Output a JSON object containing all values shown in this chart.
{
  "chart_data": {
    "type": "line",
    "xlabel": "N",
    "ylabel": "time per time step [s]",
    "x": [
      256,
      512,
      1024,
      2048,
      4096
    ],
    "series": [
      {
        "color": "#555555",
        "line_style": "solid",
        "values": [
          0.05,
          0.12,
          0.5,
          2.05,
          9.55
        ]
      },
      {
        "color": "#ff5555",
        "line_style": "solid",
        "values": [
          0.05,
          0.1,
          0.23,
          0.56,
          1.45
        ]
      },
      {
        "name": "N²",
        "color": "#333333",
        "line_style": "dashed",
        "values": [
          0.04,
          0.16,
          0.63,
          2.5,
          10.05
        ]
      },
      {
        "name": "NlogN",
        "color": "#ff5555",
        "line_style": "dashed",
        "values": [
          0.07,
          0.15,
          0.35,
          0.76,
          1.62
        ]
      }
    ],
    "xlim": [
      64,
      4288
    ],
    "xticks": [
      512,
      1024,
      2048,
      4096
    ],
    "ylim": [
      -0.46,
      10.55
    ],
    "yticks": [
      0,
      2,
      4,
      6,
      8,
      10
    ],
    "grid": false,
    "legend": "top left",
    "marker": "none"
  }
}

::::::::

| STATED PROBLEM |
Give the records above again, word for word.

| WRITTEN ANSWER |
Output a JSON object containing all values shown in this chart.
{
  "chart_data": {
    "type": "line",
    "xlabel": "N",
    "ylabel": "time per time step [s]",
    "x": [
      256,
      512,
      1024,
      2048,
      4096
    ],
    "series": [
      {
        "color": "#555555",
        "line_style": "solid",
        "values": [
          0.05,
          0.12,
          0.5,
          2.05,
          9.55
        ]
      },
      {
        "color": "#ff5555",
        "line_style": "solid",
        "values": [
          0.05,
          0.1,
          0.23,
          0.56,
          1.45
        ]
      },
      {
        "name": "N²",
        "color": "#333333",
        "line_style": "dashed",
        "values": [
          0.04,
          0.16,
          0.63,
          2.5,
          10.05
        ]
      },
      {
        "name": "NlogN",
        "color": "#ff5555",
        "line_style": "dashed",
        "values": [
          0.07,
          0.15,
          0.35,
          0.76,
          1.62
        ]
      }
    ],
    "xlim": [
      64,
      4288
    ],
    "xticks": [
      512,
      1024,
      2048,
      4096
    ],
    "ylim": [
      -0.46,
      10.55
    ],
    "yticks": [
      0,
      2,
      4,
      6,
      8,
      10
    ],
    "grid": false,
    "legend": "top left",
    "marker": "none"
  }
}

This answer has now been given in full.